**Given exercise**
Each entry below is to be transcribed exactly.

**Task input**
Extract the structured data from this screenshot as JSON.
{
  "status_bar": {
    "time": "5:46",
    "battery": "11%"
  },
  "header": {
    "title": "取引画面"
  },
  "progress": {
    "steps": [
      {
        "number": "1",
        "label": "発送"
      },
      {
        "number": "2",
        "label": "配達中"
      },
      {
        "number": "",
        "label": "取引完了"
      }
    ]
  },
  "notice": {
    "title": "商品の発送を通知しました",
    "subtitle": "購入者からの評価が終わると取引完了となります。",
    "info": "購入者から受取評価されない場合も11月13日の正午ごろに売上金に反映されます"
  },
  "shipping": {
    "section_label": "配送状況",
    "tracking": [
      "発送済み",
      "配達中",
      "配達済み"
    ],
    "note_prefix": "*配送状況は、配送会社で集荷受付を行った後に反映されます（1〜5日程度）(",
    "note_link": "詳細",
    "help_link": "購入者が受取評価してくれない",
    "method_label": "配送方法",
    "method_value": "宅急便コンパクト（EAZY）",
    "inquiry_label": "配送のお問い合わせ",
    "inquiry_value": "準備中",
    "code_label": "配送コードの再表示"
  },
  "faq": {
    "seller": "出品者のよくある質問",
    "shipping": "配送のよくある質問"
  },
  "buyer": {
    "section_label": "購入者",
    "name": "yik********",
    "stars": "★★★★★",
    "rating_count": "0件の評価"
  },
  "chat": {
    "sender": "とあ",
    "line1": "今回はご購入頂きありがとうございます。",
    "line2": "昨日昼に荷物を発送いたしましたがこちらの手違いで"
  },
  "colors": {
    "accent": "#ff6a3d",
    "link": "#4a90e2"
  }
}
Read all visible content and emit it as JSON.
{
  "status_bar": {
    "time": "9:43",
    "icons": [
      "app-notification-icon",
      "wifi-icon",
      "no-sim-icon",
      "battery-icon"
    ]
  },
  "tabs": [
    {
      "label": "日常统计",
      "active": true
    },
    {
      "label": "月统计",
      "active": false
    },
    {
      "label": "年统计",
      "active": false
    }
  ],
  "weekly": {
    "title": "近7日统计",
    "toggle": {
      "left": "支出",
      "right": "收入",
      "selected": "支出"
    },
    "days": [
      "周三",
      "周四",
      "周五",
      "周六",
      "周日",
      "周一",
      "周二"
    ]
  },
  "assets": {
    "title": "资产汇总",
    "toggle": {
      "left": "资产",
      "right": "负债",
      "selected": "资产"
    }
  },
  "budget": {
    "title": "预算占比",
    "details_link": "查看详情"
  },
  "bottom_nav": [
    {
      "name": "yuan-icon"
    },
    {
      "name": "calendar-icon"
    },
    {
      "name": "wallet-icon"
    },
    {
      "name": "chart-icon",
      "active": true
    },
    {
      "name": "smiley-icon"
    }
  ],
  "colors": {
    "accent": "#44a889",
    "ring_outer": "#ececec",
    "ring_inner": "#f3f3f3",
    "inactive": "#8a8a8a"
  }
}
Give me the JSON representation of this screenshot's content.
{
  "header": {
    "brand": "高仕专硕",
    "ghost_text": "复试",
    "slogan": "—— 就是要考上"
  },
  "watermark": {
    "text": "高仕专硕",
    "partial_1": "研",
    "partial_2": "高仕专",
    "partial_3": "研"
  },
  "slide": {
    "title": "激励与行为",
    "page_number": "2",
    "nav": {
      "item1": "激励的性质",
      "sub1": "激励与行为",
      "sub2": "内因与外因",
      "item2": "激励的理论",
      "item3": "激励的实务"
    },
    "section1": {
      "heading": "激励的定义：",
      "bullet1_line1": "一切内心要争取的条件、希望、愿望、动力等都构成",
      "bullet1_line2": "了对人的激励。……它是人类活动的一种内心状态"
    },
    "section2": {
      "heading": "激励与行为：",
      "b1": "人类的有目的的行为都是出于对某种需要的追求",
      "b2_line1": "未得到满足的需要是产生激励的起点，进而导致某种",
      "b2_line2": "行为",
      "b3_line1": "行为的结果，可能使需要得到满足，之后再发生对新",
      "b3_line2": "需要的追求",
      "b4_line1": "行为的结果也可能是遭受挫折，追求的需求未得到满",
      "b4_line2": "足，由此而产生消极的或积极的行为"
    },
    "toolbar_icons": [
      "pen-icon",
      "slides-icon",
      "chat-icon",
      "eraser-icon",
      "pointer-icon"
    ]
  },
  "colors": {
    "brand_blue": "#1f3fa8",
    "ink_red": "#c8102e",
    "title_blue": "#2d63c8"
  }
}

**Correct result**
Extract the structured data from this screenshot as JSON.
{
  "status_bar": {
    "time": "5:46",
    "battery": "11%"
  },
  "header": {
    "title": "取引画面"
  },
  "progress": {
    "steps": [
      {
        "number": "1",
        "label": "発送"
      },
      {
        "number": "2",
        "label": "配達中"
      },
      {
        "number": "",
        "label": "取引完了"
      }
    ]
  },
  "notice": {
    "title": "商品の発送を通知しました",
    "subtitle": "購入者からの評価が終わると取引完了となります。",
    "info": "購入者から受取評価されない場合も11月13日の正午ごろに売上金に反映されます"
  },
  "shipping": {
    "section_label": "配送状況",
    "tracking": [
      "発送済み",
      "配達中",
      "配達済み"
    ],
    "note_prefix": "*配送状況は、配送会社で集荷受付を行った後に反映されます（1〜5日程度）(",
    "note_link": "詳細",
    "help_link": "購入者が受取評価してくれない",
    "method_label": "配送方法",
    "method_value": "宅急便コンパクト（EAZY）",
    "inquiry_label": "配送のお問い合わせ",
    "inquiry_value": "準備中",
    "code_label": "配送コードの再表示"
  },
  "faq": {
    "seller": "出品者のよくある質問",
    "shipping": "配送のよくある質問"
  },
  "buyer": {
    "section_label": "購入者",
    "name": "yik********",
    "stars": "★★★★★",
    "rating_count": "0件の評価"
  },
  "chat": {
    "sender": "とあ",
    "line1": "今回はご購入頂きありがとうございます。",
    "line2": "昨日昼に荷物を発送いたしましたがこちらの手違いで"
  },
  "colors": {
    "accent": "#ff6a3d",
    "link": "#4a90e2"
  }
}
Read all visible content and emit it as JSON.
{
  "status_bar": {
    "time": "9:43",
    "icons": [
      "app-notification-icon",
      "wifi-icon",
      "no-sim-icon",
      "battery-icon"
    ]
  },
  "tabs": [
    {
      "label": "日常统计",
      "active": true
    },
    {
      "label": "月统计",
      "active": false
    },
    {
      "label": "年统计",
      "active": false
    }
  ],
  "weekly": {
    "title": "近7日统计",
    "toggle": {
      "left": "支出",
      "right": "收入",
      "selected": "支出"
    },
    "days": [
      "周三",
      "周四",
      "周五",
      "周六",
      "周日",
      "周一",
      "周二"
    ]
  },
  "assets": {
    "title": "资产汇总",
    "toggle": {
      "left": "资产",
      "right": "负债",
      "selected": "资产"
    }
  },
  "budget": {
    "title": "预算占比",
    "details_link": "查看详情"
  },
  "bottom_nav": [
    {
      "name": "yuan-icon"
    },
    {
      "name": "calendar-icon"
    },
    {
      "name": "wallet-icon"
    },
    {
      "name": "chart-icon",
      "active": true
    },
    {
      "name": "smiley-icon"
    }
  ],
  "colors": {
    "accent": "#44a889",
    "ring_outer": "#ececec",
    "ring_inner": "#f3f3f3",
    "inactive": "#8a8a8a"
  }
}
Give me the JSON representation of this screenshot's content.
{
  "header": {
    "brand": "高仕专硕",
    "ghost_text": "复试",
    "slogan": "—— 就是要考上"
  },
  "watermark": {
    "text": "高仕专硕",
    "partial_1": "研",
    "partial_2": "高仕专",
    "partial_3": "研"
  },
  "slide": {
    "title": "激励与行为",
    "page_number": "2",
    "nav": {
      "item1": "激励的性质",
      "sub1": "激励与行为",
      "sub2": "内因与外因",
      "item2": "激励的理论",
      "item3": "激励的实务"
    },
    "section1": {
      "heading": "激励的定义：",
      "bullet1_line1": "一切内心要争取的条件、希望、愿望、动力等都构成",
      "bullet1_line2": "了对人的激励。……它是人类活动的一种内心状态"
    },
    "section2": {
      "heading": "激励与行为：",
      "b1": "人类的有目的的行为都是出于对某种需要的追求",
      "b2_line1": "未得到满足的需要是产生激励的起点，进而导致某种",
      "b2_line2": "行为",
      "b3_line1": "行为的结果，可能使需要得到满足，之后再发生对新",
      "b3_line2": "需要的追求",
      "b4_line1": "行为的结果也可能是遭受挫折，追求的需求未得到满",
      "b4_line2": "足，由此而产生消极的或积极的行为"
    },
    "toolbar_icons": [
      "pen-icon",
      "slides-icon",
      "chat-icon",
      "eraser-icon",
      "pointer-icon"
    ]
  },
  "colors": {
    "brand_blue": "#1f3fa8",
    "ink_red": "#c8102e",
    "title_blue": "#2d63c8"
  }
}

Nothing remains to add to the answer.